Print all the entries exactly.
-- Data for this exercise follows --
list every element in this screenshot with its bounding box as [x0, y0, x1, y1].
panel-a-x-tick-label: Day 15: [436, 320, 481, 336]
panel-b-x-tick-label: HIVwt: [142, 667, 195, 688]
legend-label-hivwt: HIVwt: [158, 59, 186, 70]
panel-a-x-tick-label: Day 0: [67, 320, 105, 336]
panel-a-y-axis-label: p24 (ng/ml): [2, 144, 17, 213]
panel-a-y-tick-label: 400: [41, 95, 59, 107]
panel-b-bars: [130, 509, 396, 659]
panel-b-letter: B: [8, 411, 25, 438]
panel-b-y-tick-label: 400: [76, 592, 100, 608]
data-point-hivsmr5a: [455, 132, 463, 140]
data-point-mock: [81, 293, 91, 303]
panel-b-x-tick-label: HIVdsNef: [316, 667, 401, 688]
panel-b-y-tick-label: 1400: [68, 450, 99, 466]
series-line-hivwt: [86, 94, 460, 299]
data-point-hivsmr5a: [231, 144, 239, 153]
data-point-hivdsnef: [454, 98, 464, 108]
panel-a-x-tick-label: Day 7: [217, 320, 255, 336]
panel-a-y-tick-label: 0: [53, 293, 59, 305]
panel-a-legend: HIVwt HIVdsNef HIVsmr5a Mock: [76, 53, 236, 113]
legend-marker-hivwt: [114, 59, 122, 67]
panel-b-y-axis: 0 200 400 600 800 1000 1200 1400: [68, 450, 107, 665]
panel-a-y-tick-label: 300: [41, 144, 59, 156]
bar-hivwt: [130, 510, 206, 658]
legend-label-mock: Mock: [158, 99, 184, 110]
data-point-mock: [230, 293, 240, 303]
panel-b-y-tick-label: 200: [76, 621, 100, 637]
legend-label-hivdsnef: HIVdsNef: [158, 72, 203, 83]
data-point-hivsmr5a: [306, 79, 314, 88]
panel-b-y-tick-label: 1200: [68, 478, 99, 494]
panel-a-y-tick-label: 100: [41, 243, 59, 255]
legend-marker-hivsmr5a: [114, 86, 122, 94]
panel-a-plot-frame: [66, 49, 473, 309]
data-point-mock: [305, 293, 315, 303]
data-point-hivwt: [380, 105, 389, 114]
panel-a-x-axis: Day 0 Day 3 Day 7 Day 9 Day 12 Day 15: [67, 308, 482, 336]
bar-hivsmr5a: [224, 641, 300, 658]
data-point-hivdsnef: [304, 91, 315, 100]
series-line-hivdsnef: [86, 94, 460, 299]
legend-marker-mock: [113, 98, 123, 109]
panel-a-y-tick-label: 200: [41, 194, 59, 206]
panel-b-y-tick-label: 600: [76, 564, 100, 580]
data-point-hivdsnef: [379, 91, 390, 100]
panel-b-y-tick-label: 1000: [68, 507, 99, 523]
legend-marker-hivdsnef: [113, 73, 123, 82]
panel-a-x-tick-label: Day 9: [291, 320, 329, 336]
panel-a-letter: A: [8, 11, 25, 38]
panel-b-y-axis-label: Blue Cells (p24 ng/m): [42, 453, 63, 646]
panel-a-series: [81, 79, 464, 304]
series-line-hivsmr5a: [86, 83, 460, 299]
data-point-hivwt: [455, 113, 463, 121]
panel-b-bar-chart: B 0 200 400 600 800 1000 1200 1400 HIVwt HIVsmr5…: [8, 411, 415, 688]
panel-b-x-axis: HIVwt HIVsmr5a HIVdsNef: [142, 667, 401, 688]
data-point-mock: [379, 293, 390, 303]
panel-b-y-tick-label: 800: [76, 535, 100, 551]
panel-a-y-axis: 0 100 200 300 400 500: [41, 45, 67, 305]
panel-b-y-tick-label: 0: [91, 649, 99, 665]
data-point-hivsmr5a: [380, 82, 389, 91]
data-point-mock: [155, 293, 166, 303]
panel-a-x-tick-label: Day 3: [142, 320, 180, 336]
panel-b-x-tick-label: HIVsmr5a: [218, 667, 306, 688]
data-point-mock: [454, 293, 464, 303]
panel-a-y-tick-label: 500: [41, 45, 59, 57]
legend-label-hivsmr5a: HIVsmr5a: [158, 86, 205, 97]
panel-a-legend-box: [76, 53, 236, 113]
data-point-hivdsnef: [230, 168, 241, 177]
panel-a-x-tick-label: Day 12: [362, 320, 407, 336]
-- Data for this exercise concluded --
▶ Solution:
list every element in this screenshot with its bounding box as [x0, y0, x1, y1].
panel-a-x-tick-label: Day 15: [436, 320, 481, 336]
panel-b-x-tick-label: HIVwt: [142, 667, 195, 688]
legend-label-hivwt: HIVwt: [158, 59, 186, 70]
panel-a-x-tick-label: Day 0: [67, 320, 105, 336]
panel-a-y-axis-label: p24 (ng/ml): [2, 144, 17, 213]
panel-a-y-tick-label: 400: [41, 95, 59, 107]
panel-b-bars: [130, 509, 396, 659]
panel-b-letter: B: [8, 411, 25, 438]
panel-b-y-tick-label: 400: [76, 592, 100, 608]
data-point-hivsmr5a: [455, 132, 463, 140]
data-point-mock: [81, 293, 91, 303]
panel-b-x-tick-label: HIVdsNef: [316, 667, 401, 688]
panel-b-y-tick-label: 1400: [68, 450, 99, 466]
series-line-hivwt: [86, 94, 460, 299]
data-point-hivsmr5a: [231, 144, 239, 153]
data-point-hivdsnef: [454, 98, 464, 108]
panel-a-x-tick-label: Day 7: [217, 320, 255, 336]
panel-a-y-tick-label: 0: [53, 293, 59, 305]
panel-a-legend: HIVwt HIVdsNef HIVsmr5a Mock: [76, 53, 236, 113]
legend-marker-hivwt: [114, 59, 122, 67]
panel-b-y-axis: 0 200 400 600 800 1000 1200 1400: [68, 450, 107, 665]
panel-a-y-tick-label: 300: [41, 144, 59, 156]
bar-hivwt: [130, 510, 206, 658]
legend-label-mock: Mock: [158, 99, 184, 110]
data-point-mock: [230, 293, 240, 303]
panel-b-y-tick-label: 200: [76, 621, 100, 637]
legend-label-hivdsnef: HIVdsNef: [158, 72, 203, 83]
data-point-hivsmr5a: [306, 79, 314, 88]
panel-b-y-tick-label: 1200: [68, 478, 99, 494]
panel-a-y-tick-label: 100: [41, 243, 59, 255]
legend-marker-hivsmr5a: [114, 86, 122, 94]
panel-a-plot-frame: [66, 49, 473, 309]
data-point-mock: [305, 293, 315, 303]
data-point-hivwt: [380, 105, 389, 114]
panel-a-x-axis: Day 0 Day 3 Day 7 Day 9 Day 12 Day 15: [67, 308, 482, 336]
bar-hivsmr5a: [224, 641, 300, 658]
data-point-hivdsnef: [304, 91, 315, 100]
series-line-hivdsnef: [86, 94, 460, 299]
legend-marker-mock: [113, 98, 123, 109]
panel-a-y-tick-label: 200: [41, 194, 59, 206]
panel-b-y-tick-label: 600: [76, 564, 100, 580]
data-point-hivdsnef: [379, 91, 390, 100]
panel-b-y-tick-label: 1000: [68, 507, 99, 523]
legend-marker-hivdsnef: [113, 73, 123, 82]
panel-a-x-tick-label: Day 9: [291, 320, 329, 336]
panel-a-letter: A: [8, 11, 25, 38]
panel-b-y-axis-label: Blue Cells (p24 ng/m): [42, 453, 63, 646]
panel-a-series: [81, 79, 464, 304]
series-line-hivsmr5a: [86, 83, 460, 299]
data-point-hivwt: [455, 113, 463, 121]
panel-b-bar-chart: B 0 200 400 600 800 1000 1200 1400 HIVwt HIVsmr5…: [8, 411, 415, 688]
panel-b-x-axis: HIVwt HIVsmr5a HIVdsNef: [142, 667, 401, 688]
data-point-mock: [379, 293, 390, 303]
panel-b-y-tick-label: 800: [76, 535, 100, 551]
panel-a-y-axis: 0 100 200 300 400 500: [41, 45, 67, 305]
panel-b-y-tick-label: 0: [91, 649, 99, 665]
data-point-hivsmr5a: [380, 82, 389, 91]
data-point-mock: [155, 293, 166, 303]
panel-a-x-tick-label: Day 3: [142, 320, 180, 336]
panel-b-x-tick-label: HIVsmr5a: [218, 667, 306, 688]
data-point-mock: [454, 293, 464, 303]
panel-a-y-tick-label: 500: [41, 45, 59, 57]
legend-label-hivsmr5a: HIVsmr5a: [158, 86, 205, 97]
panel-a-legend-box: [76, 53, 236, 113]
data-point-hivdsnef: [230, 168, 241, 177]
panel-a-x-tick-label: Day 12: [362, 320, 407, 336]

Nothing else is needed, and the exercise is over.